EXERCISE DESCRIPTION: Return the material word for word. Do not include the pictures.

[Dataset entries on figures]
=-=-=

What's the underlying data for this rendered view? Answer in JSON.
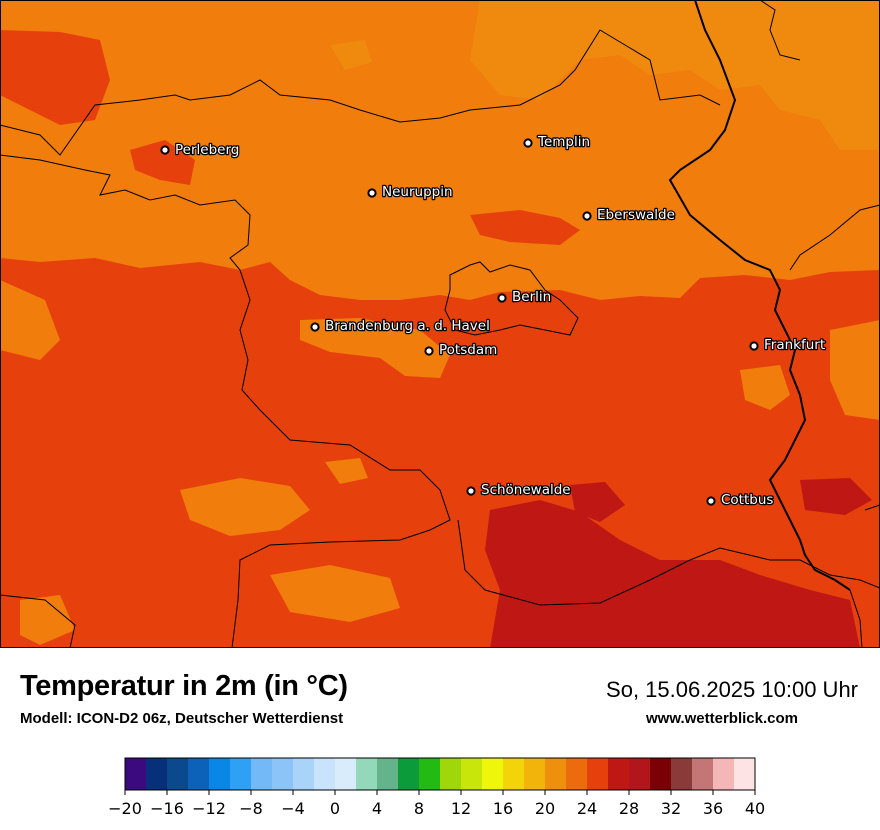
{
  "map": {
    "background_color": "#f07d0c",
    "colors": {
      "c20_22": "#f08a0e",
      "c22_24": "#f07d0c",
      "c24_26": "#e6400c",
      "c26_28": "#bf1714",
      "c28_30": "#ee8c17"
    },
    "cities": [
      {
        "name": "Perleberg"
      },
      {
        "name": "Templin"
      },
      {
        "name": "Neuruppin"
      },
      {
        "name": "Eberswalde"
      },
      {
        "name": "Berlin"
      },
      {
        "name": "Brandenburg a. d. Havel"
      },
      {
        "name": "Potsdam"
      },
      {
        "name": "Frankfurt"
      },
      {
        "name": "Schönewalde"
      },
      {
        "name": "Cottbus"
      }
    ]
  },
  "header": {
    "title": "Temperatur in 2m (in °C)",
    "subtitle": "Modell: ICON-D2 06z, Deutscher Wetterdienst",
    "datetime": "So, 15.06.2025 10:00 Uhr",
    "website": "www.wetterblick.com"
  },
  "legend": {
    "min": -20,
    "max": 40,
    "step": 2,
    "colors": [
      "#3b0a7e",
      "#08307a",
      "#0a4a8c",
      "#0b62b8",
      "#0a86e6",
      "#2fa1f5",
      "#73b9f7",
      "#8dc4f7",
      "#a9d3f8",
      "#c8e3fb",
      "#d9ecfc",
      "#93d8b9",
      "#65b38a",
      "#0c9b3a",
      "#23ba14",
      "#9fd70a",
      "#c9e60a",
      "#eef60a",
      "#f3d40b",
      "#f2b40b",
      "#ef8f0e",
      "#ec6b0d",
      "#e6400c",
      "#bf1714",
      "#b0161b",
      "#7a0006",
      "#8b3a3a",
      "#c47676",
      "#f4b6b6",
      "#fde3e3"
    ],
    "tick_labels": [
      "−20",
      "−16",
      "−12",
      "−8",
      "−4",
      "0",
      "4",
      "8",
      "12",
      "16",
      "20",
      "24",
      "28",
      "32",
      "36",
      "40"
    ],
    "tick_values": [
      -20,
      -16,
      -12,
      -8,
      -4,
      0,
      4,
      8,
      12,
      16,
      20,
      24,
      28,
      32,
      36,
      40
    ]
  }
}
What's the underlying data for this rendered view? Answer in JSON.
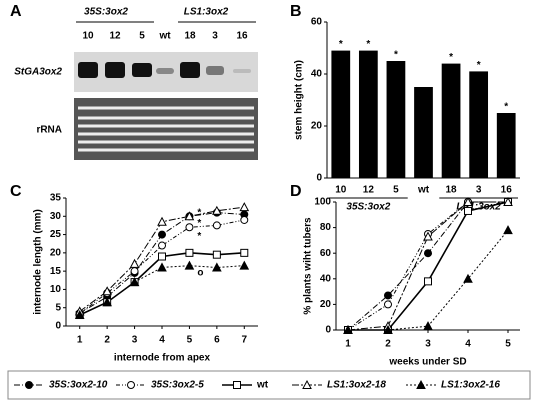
{
  "blot": {
    "panel": "A",
    "groups": [
      "35S:3ox2",
      "LS1:3ox2"
    ],
    "lanes": [
      "10",
      "12",
      "5",
      "wt",
      "18",
      "3",
      "16"
    ],
    "rows": [
      "StGA3ox2",
      "rRNA"
    ]
  },
  "chart_data": [
    {
      "type": "bar",
      "panel": "B",
      "ylabel": "stem height (cm)",
      "categories": [
        "10",
        "12",
        "5",
        "wt",
        "18",
        "3",
        "16"
      ],
      "values": [
        49,
        49,
        45,
        35,
        44,
        41,
        25
      ],
      "markers": [
        "*",
        "*",
        "*",
        null,
        "*",
        "*",
        "*"
      ],
      "groups": [
        "35S:3ox2",
        "LS1:3ox2"
      ],
      "color": "#000000",
      "ylim": [
        0,
        60
      ],
      "yticks": [
        0,
        20,
        40,
        60
      ]
    },
    {
      "type": "line",
      "panel": "C",
      "xlabel": "internode from apex",
      "ylabel": "internode length (mm)",
      "x": [
        1,
        2,
        3,
        4,
        5,
        6,
        7
      ],
      "xlim": [
        0.5,
        7.5
      ],
      "xticks": [
        1,
        2,
        3,
        4,
        5,
        6,
        7
      ],
      "ylim": [
        0,
        35
      ],
      "yticks": [
        0,
        5,
        10,
        15,
        20,
        25,
        30,
        35
      ],
      "series": [
        {
          "name": "35S:3ox2-10",
          "values": [
            3.5,
            8,
            14.5,
            25,
            30,
            31,
            30.5
          ]
        },
        {
          "name": "35S:3ox2-5",
          "values": [
            3.5,
            9,
            15,
            22,
            27,
            27.5,
            29
          ]
        },
        {
          "name": "wt",
          "values": [
            3,
            6.5,
            12,
            19,
            20,
            19.5,
            20
          ]
        },
        {
          "name": "LS1:3ox2-18",
          "values": [
            4,
            9.5,
            17,
            28.5,
            30,
            31.5,
            32.5
          ]
        },
        {
          "name": "LS1:3ox2-16",
          "values": [
            3,
            6.5,
            12,
            16,
            16.5,
            16,
            16.5
          ]
        }
      ],
      "annotations": [
        {
          "x": 5,
          "y": 31,
          "text": "*"
        },
        {
          "x": 5,
          "y": 28,
          "text": "*"
        },
        {
          "x": 5,
          "y": 24.5,
          "text": "*"
        },
        {
          "x": 5,
          "y": 14.5,
          "text": "o"
        }
      ]
    },
    {
      "type": "line",
      "panel": "D",
      "xlabel": "weeks under SD",
      "ylabel": "% plants wiht tubers",
      "x": [
        1,
        2,
        3,
        4,
        5
      ],
      "xlim": [
        0.7,
        5.3
      ],
      "xticks": [
        1,
        2,
        3,
        4,
        5
      ],
      "ylim": [
        0,
        100
      ],
      "yticks": [
        0,
        20,
        40,
        60,
        80,
        100
      ],
      "series": [
        {
          "values": [
            0,
            27,
            60,
            100,
            100
          ]
        },
        {
          "values": [
            0,
            20,
            75,
            100,
            100
          ]
        },
        {
          "values": [
            0,
            0,
            38,
            93,
            100
          ]
        },
        {
          "values": [
            0,
            3,
            73,
            100,
            100
          ]
        },
        {
          "values": [
            0,
            0,
            3,
            40,
            78
          ]
        }
      ]
    }
  ]
}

=-=-=

SOLUTION FOR THIS PROBLEM:
What's the underlying data for this rendered view? Answer in JSON.
{
  "map": {
    "background_color": "#f07d0c",
    "colors": {
      "c20_22": "#f08a0e",
      "c22_24": "#f07d0c",
      "c24_26": "#e6400c",
      "c26_28": "#bf1714",
      "c28_30": "#ee8c17"
    },
    "cities": [
      {
        "name": "Perleberg"
      },
      {
        "name": "Templin"
      },
      {
        "name": "Neuruppin"
      },
      {
        "name": "Eberswalde"
      },
      {
        "name": "Berlin"
      },
      {
        "name": "Brandenburg a. d. Havel"
      },
      {
        "name": "Potsdam"
      },
      {
        "name": "Frankfurt"
      },
      {
        "name": "Schönewalde"
      },
      {
        "name": "Cottbus"
      }
    ]
  },
  "header": {
    "title": "Temperatur in 2m (in °C)",
    "subtitle": "Modell: ICON-D2 06z, Deutscher Wetterdienst",
    "datetime": "So, 15.06.2025 10:00 Uhr",
    "website": "www.wetterblick.com"
  },
  "legend": {
    "min": -20,
    "max": 40,
    "step": 2,
    "colors": [
      "#3b0a7e",
      "#08307a",
      "#0a4a8c",
      "#0b62b8",
      "#0a86e6",
      "#2fa1f5",
      "#73b9f7",
      "#8dc4f7",
      "#a9d3f8",
      "#c8e3fb",
      "#d9ecfc",
      "#93d8b9",
      "#65b38a",
      "#0c9b3a",
      "#23ba14",
      "#9fd70a",
      "#c9e60a",
      "#eef60a",
      "#f3d40b",
      "#f2b40b",
      "#ef8f0e",
      "#ec6b0d",
      "#e6400c",
      "#bf1714",
      "#b0161b",
      "#7a0006",
      "#8b3a3a",
      "#c47676",
      "#f4b6b6",
      "#fde3e3"
    ],
    "tick_labels": [
      "−20",
      "−16",
      "−12",
      "−8",
      "−4",
      "0",
      "4",
      "8",
      "12",
      "16",
      "20",
      "24",
      "28",
      "32",
      "36",
      "40"
    ],
    "tick_values": [
      -20,
      -16,
      -12,
      -8,
      -4,
      0,
      4,
      8,
      12,
      16,
      20,
      24,
      28,
      32,
      36,
      40
    ]
  }
}
What's the underlying data for this rendered view? Answer in JSON.
{
  "blot": {
    "panel": "A",
    "groups": [
      "35S:3ox2",
      "LS1:3ox2"
    ],
    "lanes": [
      "10",
      "12",
      "5",
      "wt",
      "18",
      "3",
      "16"
    ],
    "rows": [
      "StGA3ox2",
      "rRNA"
    ]
  },
  "chart_data": [
    {
      "type": "bar",
      "panel": "B",
      "ylabel": "stem height (cm)",
      "categories": [
        "10",
        "12",
        "5",
        "wt",
        "18",
        "3",
        "16"
      ],
      "values": [
        49,
        49,
        45,
        35,
        44,
        41,
        25
      ],
      "markers": [
        "*",
        "*",
        "*",
        null,
        "*",
        "*",
        "*"
      ],
      "groups": [
        "35S:3ox2",
        "LS1:3ox2"
      ],
      "color": "#000000",
      "ylim": [
        0,
        60
      ],
      "yticks": [
        0,
        20,
        40,
        60
      ]
    },
    {
      "type": "line",
      "panel": "C",
      "xlabel": "internode from apex",
      "ylabel": "internode length (mm)",
      "x": [
        1,
        2,
        3,
        4,
        5,
        6,
        7
      ],
      "xlim": [
        0.5,
        7.5
      ],
      "xticks": [
        1,
        2,
        3,
        4,
        5,
        6,
        7
      ],
      "ylim": [
        0,
        35
      ],
      "yticks": [
        0,
        5,
        10,
        15,
        20,
        25,
        30,
        35
      ],
      "series": [
        {
          "name": "35S:3ox2-10",
          "values": [
            3.5,
            8,
            14.5,
            25,
            30,
            31,
            30.5
          ]
        },
        {
          "name": "35S:3ox2-5",
          "values": [
            3.5,
            9,
            15,
            22,
            27,
            27.5,
            29
          ]
        },
        {
          "name": "wt",
          "values": [
            3,
            6.5,
            12,
            19,
            20,
            19.5,
            20
          ]
        },
        {
          "name": "LS1:3ox2-18",
          "values": [
            4,
            9.5,
            17,
            28.5,
            30,
            31.5,
            32.5
          ]
        },
        {
          "name": "LS1:3ox2-16",
          "values": [
            3,
            6.5,
            12,
            16,
            16.5,
            16,
            16.5
          ]
        }
      ],
      "annotations": [
        {
          "x": 5,
          "y": 31,
          "text": "*"
        },
        {
          "x": 5,
          "y": 28,
          "text": "*"
        },
        {
          "x": 5,
          "y": 24.5,
          "text": "*"
        },
        {
          "x": 5,
          "y": 14.5,
          "text": "o"
        }
      ]
    },
    {
      "type": "line",
      "panel": "D",
      "xlabel": "weeks under SD",
      "ylabel": "% plants wiht tubers",
      "x": [
        1,
        2,
        3,
        4,
        5
      ],
      "xlim": [
        0.7,
        5.3
      ],
      "xticks": [
        1,
        2,
        3,
        4,
        5
      ],
      "ylim": [
        0,
        100
      ],
      "yticks": [
        0,
        20,
        40,
        60,
        80,
        100
      ],
      "series": [
        {
          "values": [
            0,
            27,
            60,
            100,
            100
          ]
        },
        {
          "values": [
            0,
            20,
            75,
            100,
            100
          ]
        },
        {
          "values": [
            0,
            0,
            38,
            93,
            100
          ]
        },
        {
          "values": [
            0,
            3,
            73,
            100,
            100
          ]
        },
        {
          "values": [
            0,
            0,
            3,
            40,
            78
          ]
        }
      ]
    }
  ]
}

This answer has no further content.